* **TASK INPUTS**:
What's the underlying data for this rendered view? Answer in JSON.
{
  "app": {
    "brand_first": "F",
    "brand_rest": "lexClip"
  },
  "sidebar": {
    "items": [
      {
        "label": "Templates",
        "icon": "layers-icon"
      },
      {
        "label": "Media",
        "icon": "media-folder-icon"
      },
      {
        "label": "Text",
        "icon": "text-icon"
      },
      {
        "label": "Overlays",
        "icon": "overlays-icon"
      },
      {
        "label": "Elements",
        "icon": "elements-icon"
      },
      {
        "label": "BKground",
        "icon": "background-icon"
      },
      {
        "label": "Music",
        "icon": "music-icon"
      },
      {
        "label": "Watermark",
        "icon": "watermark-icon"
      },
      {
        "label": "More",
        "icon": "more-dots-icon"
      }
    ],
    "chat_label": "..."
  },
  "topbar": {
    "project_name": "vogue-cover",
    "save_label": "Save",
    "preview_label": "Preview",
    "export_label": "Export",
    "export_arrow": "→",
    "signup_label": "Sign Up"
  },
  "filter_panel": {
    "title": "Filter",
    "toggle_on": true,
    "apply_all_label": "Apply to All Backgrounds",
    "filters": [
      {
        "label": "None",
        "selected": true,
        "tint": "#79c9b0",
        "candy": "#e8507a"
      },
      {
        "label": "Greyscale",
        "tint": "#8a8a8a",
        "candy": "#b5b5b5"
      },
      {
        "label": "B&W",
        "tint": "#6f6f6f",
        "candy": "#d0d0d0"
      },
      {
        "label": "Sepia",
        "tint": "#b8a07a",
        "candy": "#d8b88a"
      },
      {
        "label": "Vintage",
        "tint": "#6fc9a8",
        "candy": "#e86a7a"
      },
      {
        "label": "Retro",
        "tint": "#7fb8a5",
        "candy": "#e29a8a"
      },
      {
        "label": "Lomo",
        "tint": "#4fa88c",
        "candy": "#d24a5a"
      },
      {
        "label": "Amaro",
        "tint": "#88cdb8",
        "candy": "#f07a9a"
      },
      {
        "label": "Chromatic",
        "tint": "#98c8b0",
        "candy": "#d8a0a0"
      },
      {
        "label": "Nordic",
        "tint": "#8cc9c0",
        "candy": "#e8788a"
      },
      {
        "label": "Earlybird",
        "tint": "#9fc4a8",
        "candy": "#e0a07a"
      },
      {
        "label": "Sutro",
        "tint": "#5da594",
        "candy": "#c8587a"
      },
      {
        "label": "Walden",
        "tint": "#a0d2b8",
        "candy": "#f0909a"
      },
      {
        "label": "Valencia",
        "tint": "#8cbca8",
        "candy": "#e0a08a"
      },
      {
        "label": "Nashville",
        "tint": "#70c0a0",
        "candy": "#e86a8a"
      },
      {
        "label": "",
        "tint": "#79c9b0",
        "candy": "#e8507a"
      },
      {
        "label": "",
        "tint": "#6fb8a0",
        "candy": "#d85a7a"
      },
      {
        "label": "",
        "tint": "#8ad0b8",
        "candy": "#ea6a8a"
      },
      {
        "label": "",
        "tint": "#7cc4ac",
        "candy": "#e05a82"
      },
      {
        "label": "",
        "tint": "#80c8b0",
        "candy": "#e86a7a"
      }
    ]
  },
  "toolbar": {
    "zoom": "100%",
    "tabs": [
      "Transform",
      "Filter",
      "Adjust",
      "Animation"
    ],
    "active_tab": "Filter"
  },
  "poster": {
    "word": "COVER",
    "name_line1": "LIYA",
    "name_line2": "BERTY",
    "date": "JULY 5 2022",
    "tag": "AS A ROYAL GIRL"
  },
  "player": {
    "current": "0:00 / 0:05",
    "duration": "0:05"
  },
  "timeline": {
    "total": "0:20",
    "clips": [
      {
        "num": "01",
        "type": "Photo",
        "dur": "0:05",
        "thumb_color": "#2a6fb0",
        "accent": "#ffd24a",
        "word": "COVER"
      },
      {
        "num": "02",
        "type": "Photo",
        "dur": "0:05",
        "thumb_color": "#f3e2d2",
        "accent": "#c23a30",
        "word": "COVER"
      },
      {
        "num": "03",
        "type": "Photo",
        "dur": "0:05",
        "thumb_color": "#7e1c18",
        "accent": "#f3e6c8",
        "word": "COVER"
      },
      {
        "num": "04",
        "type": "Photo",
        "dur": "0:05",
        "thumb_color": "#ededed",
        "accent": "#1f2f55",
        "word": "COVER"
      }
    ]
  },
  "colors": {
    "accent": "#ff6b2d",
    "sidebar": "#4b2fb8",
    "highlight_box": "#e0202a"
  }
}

* **WHAT IS BEING ASKED**: Your task is to retype all of the records exactly.

* **WORKED SOLUTION**:
What's the underlying data for this rendered view? Answer in JSON.
{
  "app": {
    "brand_first": "F",
    "brand_rest": "lexClip"
  },
  "sidebar": {
    "items": [
      {
        "label": "Templates",
        "icon": "layers-icon"
      },
      {
        "label": "Media",
        "icon": "media-folder-icon"
      },
      {
        "label": "Text",
        "icon": "text-icon"
      },
      {
        "label": "Overlays",
        "icon": "overlays-icon"
      },
      {
        "label": "Elements",
        "icon": "elements-icon"
      },
      {
        "label": "BKground",
        "icon": "background-icon"
      },
      {
        "label": "Music",
        "icon": "music-icon"
      },
      {
        "label": "Watermark",
        "icon": "watermark-icon"
      },
      {
        "label": "More",
        "icon": "more-dots-icon"
      }
    ],
    "chat_label": "..."
  },
  "topbar": {
    "project_name": "vogue-cover",
    "save_label": "Save",
    "preview_label": "Preview",
    "export_label": "Export",
    "export_arrow": "→",
    "signup_label": "Sign Up"
  },
  "filter_panel": {
    "title": "Filter",
    "toggle_on": true,
    "apply_all_label": "Apply to All Backgrounds",
    "filters": [
      {
        "label": "None",
        "selected": true,
        "tint": "#79c9b0",
        "candy": "#e8507a"
      },
      {
        "label": "Greyscale",
        "tint": "#8a8a8a",
        "candy": "#b5b5b5"
      },
      {
        "label": "B&W",
        "tint": "#6f6f6f",
        "candy": "#d0d0d0"
      },
      {
        "label": "Sepia",
        "tint": "#b8a07a",
        "candy": "#d8b88a"
      },
      {
        "label": "Vintage",
        "tint": "#6fc9a8",
        "candy": "#e86a7a"
      },
      {
        "label": "Retro",
        "tint": "#7fb8a5",
        "candy": "#e29a8a"
      },
      {
        "label": "Lomo",
        "tint": "#4fa88c",
        "candy": "#d24a5a"
      },
      {
        "label": "Amaro",
        "tint": "#88cdb8",
        "candy": "#f07a9a"
      },
      {
        "label": "Chromatic",
        "tint": "#98c8b0",
        "candy": "#d8a0a0"
      },
      {
        "label": "Nordic",
        "tint": "#8cc9c0",
        "candy": "#e8788a"
      },
      {
        "label": "Earlybird",
        "tint": "#9fc4a8",
        "candy": "#e0a07a"
      },
      {
        "label": "Sutro",
        "tint": "#5da594",
        "candy": "#c8587a"
      },
      {
        "label": "Walden",
        "tint": "#a0d2b8",
        "candy": "#f0909a"
      },
      {
        "label": "Valencia",
        "tint": "#8cbca8",
        "candy": "#e0a08a"
      },
      {
        "label": "Nashville",
        "tint": "#70c0a0",
        "candy": "#e86a8a"
      },
      {
        "label": "",
        "tint": "#79c9b0",
        "candy": "#e8507a"
      },
      {
        "label": "",
        "tint": "#6fb8a0",
        "candy": "#d85a7a"
      },
      {
        "label": "",
        "tint": "#8ad0b8",
        "candy": "#ea6a8a"
      },
      {
        "label": "",
        "tint": "#7cc4ac",
        "candy": "#e05a82"
      },
      {
        "label": "",
        "tint": "#80c8b0",
        "candy": "#e86a7a"
      }
    ]
  },
  "toolbar": {
    "zoom": "100%",
    "tabs": [
      "Transform",
      "Filter",
      "Adjust",
      "Animation"
    ],
    "active_tab": "Filter"
  },
  "poster": {
    "word": "COVER",
    "name_line1": "LIYA",
    "name_line2": "BERTY",
    "date": "JULY 5 2022",
    "tag": "AS A ROYAL GIRL"
  },
  "player": {
    "current": "0:00 / 0:05",
    "duration": "0:05"
  },
  "timeline": {
    "total": "0:20",
    "clips": [
      {
        "num": "01",
        "type": "Photo",
        "dur": "0:05",
        "thumb_color": "#2a6fb0",
        "accent": "#ffd24a",
        "word": "COVER"
      },
      {
        "num": "02",
        "type": "Photo",
        "dur": "0:05",
        "thumb_color": "#f3e2d2",
        "accent": "#c23a30",
        "word": "COVER"
      },
      {
        "num": "03",
        "type": "Photo",
        "dur": "0:05",
        "thumb_color": "#7e1c18",
        "accent": "#f3e6c8",
        "word": "COVER"
      },
      {
        "num": "04",
        "type": "Photo",
        "dur": "0:05",
        "thumb_color": "#ededed",
        "accent": "#1f2f55",
        "word": "COVER"
      }
    ]
  },
  "colors": {
    "accent": "#ff6b2d",
    "sidebar": "#4b2fb8",
    "highlight_box": "#e0202a"
  }
}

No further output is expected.